*EXERCISE BRIEF*: Return exactly the lines from the one containing "Type out the text in this image." through the last line of the records below, both included, and leave out any pictures.

*MATERIALS PROVIDED*:
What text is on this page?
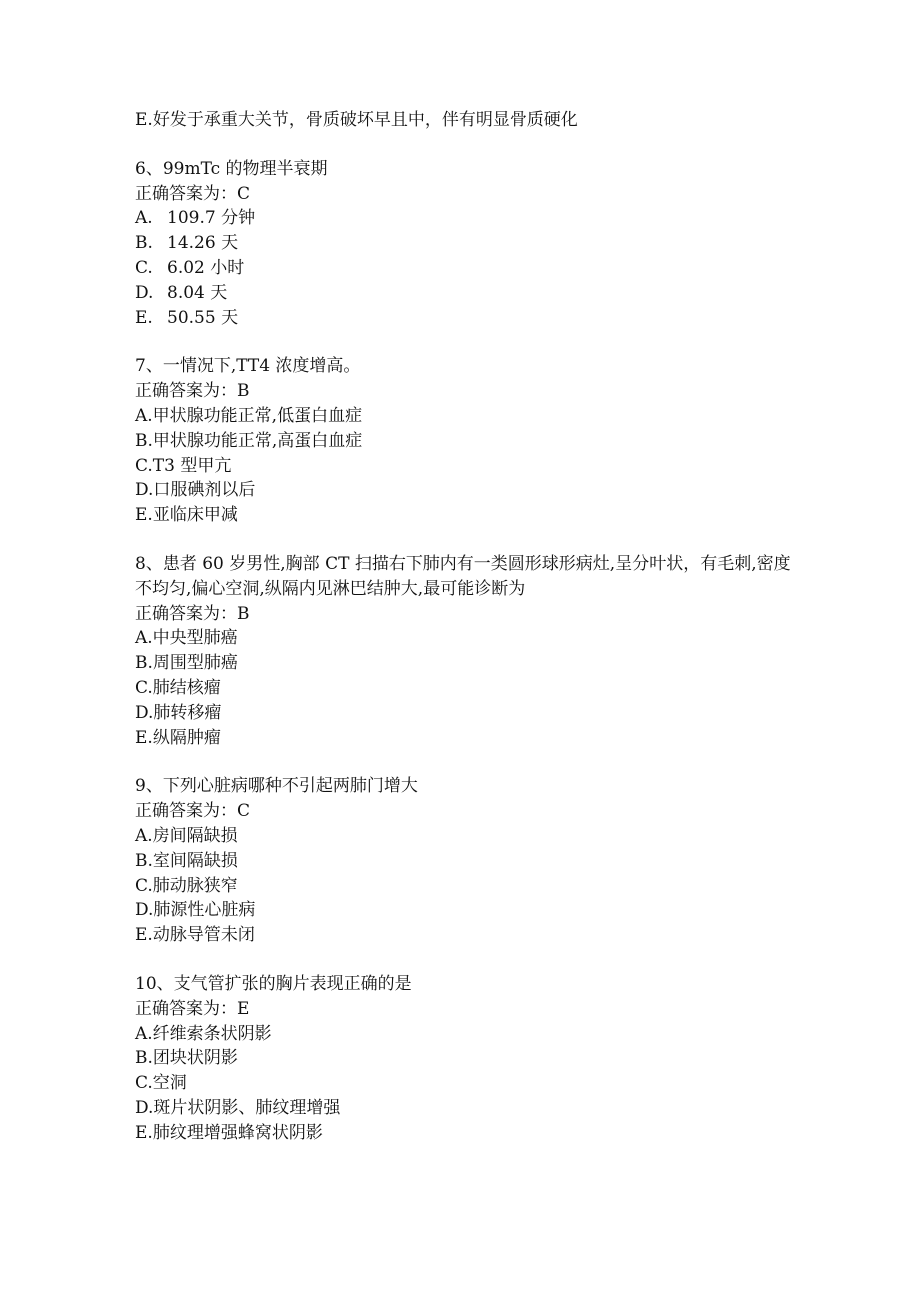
E.好发于承重大关节，骨质破坏早且中，伴有明显骨质硬化
6、99mTc 的物理半衰期
正确答案为：C
A. 109.7 分钟
B. 14.26 天
C. 6.02 小时
D. 8.04 天
E. 50.55 天
7、一情况下,TT4 浓度增高。
正确答案为：B
A.甲状腺功能正常,低蛋白血症
B.甲状腺功能正常,高蛋白血症
C.T3 型甲亢
D.口服碘剂以后
E.亚临床甲减
8、患者 60 岁男性,胸部 CT 扫描右下肺内有一类圆形球形病灶,呈分叶状，有毛刺,密度不均匀,偏心空洞,纵隔内见淋巴结肿大,最可能诊断为
正确答案为：B
A.中央型肺癌
B.周围型肺癌
C.肺结核瘤
D.肺转移瘤
E.纵隔肿瘤
9、下列心脏病哪种不引起两肺门增大
正确答案为：C
A.房间隔缺损
B.室间隔缺损
C.肺动脉狭窄
D.肺源性心脏病
E.动脉导管未闭
10、支气管扩张的胸片表现正确的是
正确答案为：E
A.纤维索条状阴影
B.团块状阴影
C.空洞
D.斑片状阴影、肺纹理增强
E.肺纹理增强蜂窝状阴影
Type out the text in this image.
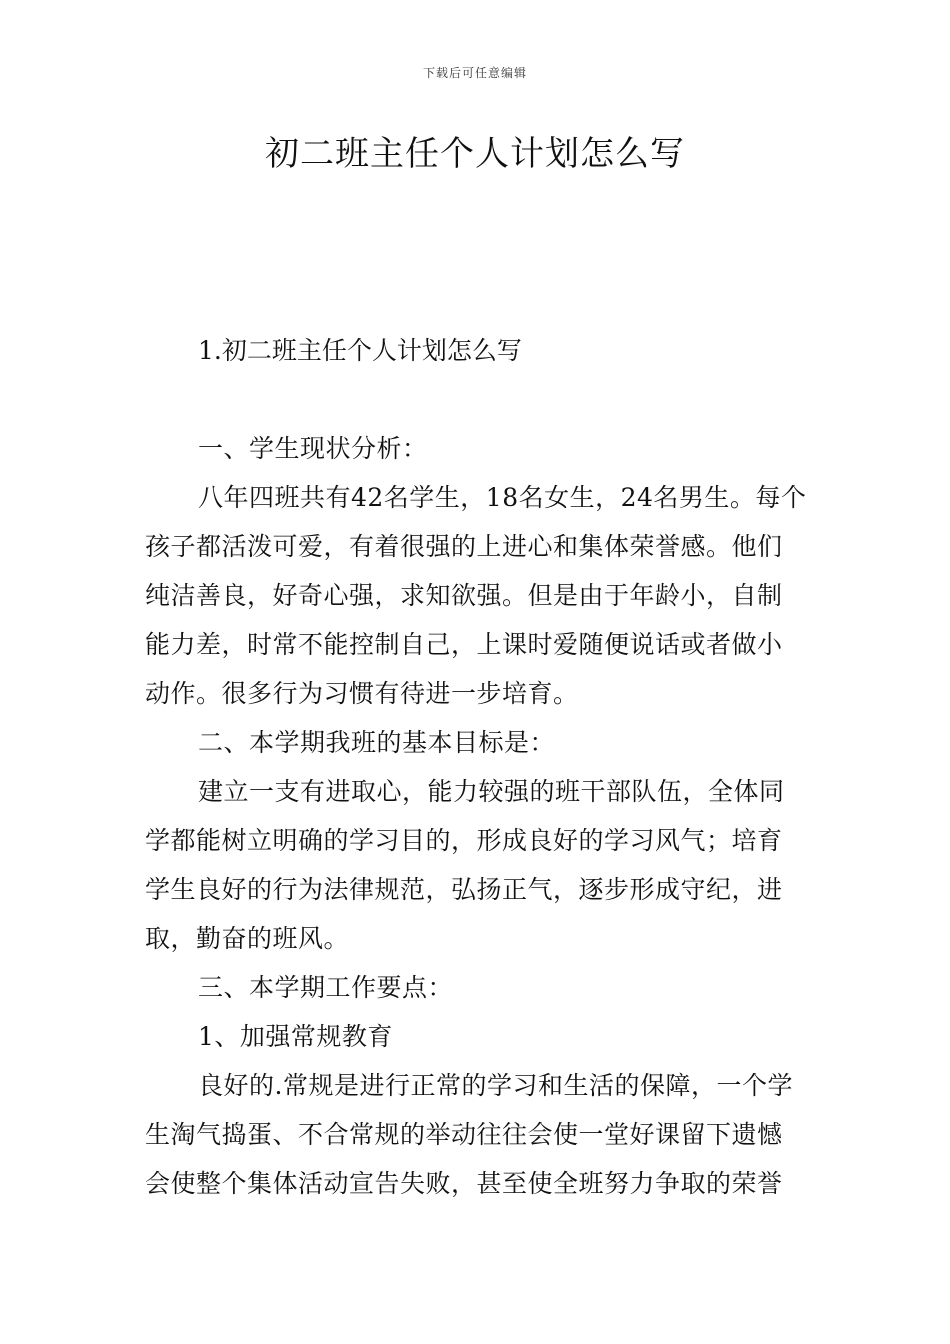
下载后可任意编辑
初二班主任个人计划怎么写
1.初二班主任个人计划怎么写
一、学生现状分析：
八年四班共有42名学生，18名女生，24名男生。每个
孩子都活泼可爱，有着很强的上进心和集体荣誉感。他们
纯洁善良，好奇心强，求知欲强。但是由于年龄小，自制
能力差，时常不能控制自己，上课时爱随便说话或者做小
动作。很多行为习惯有待进一步培育。
二、本学期我班的基本目标是：
建立一支有进取心，能力较强的班干部队伍，全体同
学都能树立明确的学习目的，形成良好的学习风气；培育
学生良好的行为法律规范，弘扬正气，逐步形成守纪，进
取，勤奋的班风。
三、本学期工作要点：
1、加强常规教育
良好的.常规是进行正常的学习和生活的保障，一个学
生淘气捣蛋、不合常规的举动往往会使一堂好课留下遗憾
会使整个集体活动宣告失败，甚至使全班努力争取的荣誉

*REPLY*:
Type out the text in this image.
下载后可任意编辑
初二班主任个人计划怎么写
1.初二班主任个人计划怎么写
一、学生现状分析：
八年四班共有42名学生，18名女生，24名男生。每个
孩子都活泼可爱，有着很强的上进心和集体荣誉感。他们
纯洁善良，好奇心强，求知欲强。但是由于年龄小，自制
能力差，时常不能控制自己，上课时爱随便说话或者做小
动作。很多行为习惯有待进一步培育。
二、本学期我班的基本目标是：
建立一支有进取心，能力较强的班干部队伍，全体同
学都能树立明确的学习目的，形成良好的学习风气；培育
学生良好的行为法律规范，弘扬正气，逐步形成守纪，进
取，勤奋的班风。
三、本学期工作要点：
1、加强常规教育
良好的.常规是进行正常的学习和生活的保障，一个学
生淘气捣蛋、不合常规的举动往往会使一堂好课留下遗憾
会使整个集体活动宣告失败，甚至使全班努力争取的荣誉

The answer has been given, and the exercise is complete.